◆ EXTRACTED ENTRIES:
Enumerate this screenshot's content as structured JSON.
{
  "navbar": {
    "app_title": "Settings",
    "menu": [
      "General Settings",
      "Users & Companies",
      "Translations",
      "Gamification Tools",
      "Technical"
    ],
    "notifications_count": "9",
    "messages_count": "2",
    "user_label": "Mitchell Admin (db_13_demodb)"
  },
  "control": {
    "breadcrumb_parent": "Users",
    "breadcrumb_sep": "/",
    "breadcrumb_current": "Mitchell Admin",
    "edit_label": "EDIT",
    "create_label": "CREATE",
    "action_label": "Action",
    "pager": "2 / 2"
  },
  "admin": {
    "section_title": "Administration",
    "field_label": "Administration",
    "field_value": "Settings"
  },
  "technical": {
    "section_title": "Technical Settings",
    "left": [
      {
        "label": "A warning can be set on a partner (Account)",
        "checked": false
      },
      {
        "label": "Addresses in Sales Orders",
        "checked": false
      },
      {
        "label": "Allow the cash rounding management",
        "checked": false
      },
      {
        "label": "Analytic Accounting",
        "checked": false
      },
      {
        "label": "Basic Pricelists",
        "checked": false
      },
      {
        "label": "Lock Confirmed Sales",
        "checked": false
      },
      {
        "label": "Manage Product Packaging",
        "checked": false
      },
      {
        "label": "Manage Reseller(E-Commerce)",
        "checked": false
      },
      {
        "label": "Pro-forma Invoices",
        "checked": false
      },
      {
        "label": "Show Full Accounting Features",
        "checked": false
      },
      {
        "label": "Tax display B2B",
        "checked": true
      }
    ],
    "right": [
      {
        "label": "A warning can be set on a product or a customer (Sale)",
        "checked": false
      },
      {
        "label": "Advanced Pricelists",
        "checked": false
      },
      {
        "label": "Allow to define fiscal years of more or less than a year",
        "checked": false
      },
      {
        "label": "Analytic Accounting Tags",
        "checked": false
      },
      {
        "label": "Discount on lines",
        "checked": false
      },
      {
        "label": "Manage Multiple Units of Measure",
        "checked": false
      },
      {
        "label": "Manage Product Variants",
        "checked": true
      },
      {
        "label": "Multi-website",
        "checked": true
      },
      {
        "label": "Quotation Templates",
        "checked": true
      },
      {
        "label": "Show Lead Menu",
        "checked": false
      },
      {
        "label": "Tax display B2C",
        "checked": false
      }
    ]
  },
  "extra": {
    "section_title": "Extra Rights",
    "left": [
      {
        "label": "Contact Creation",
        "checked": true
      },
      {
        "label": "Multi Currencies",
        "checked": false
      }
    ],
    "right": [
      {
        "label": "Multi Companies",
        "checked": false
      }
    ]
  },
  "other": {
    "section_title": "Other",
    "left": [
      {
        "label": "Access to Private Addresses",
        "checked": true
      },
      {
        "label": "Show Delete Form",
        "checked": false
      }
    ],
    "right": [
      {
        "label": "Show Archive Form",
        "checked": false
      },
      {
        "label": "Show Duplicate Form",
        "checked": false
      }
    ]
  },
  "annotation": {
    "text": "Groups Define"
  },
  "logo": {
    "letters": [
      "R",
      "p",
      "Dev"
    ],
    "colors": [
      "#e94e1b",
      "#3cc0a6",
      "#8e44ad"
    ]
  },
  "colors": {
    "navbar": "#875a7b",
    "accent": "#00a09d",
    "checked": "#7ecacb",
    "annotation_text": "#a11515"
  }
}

◆ EXERCISE:
Gather up every line in the data above that contains the word "Allow", copying each one.

◆ ANSWER TO THE EXERCISE:
        "label": "Allow the cash rounding management",
        "label": "Allow to define fiscal years of more or less than a year",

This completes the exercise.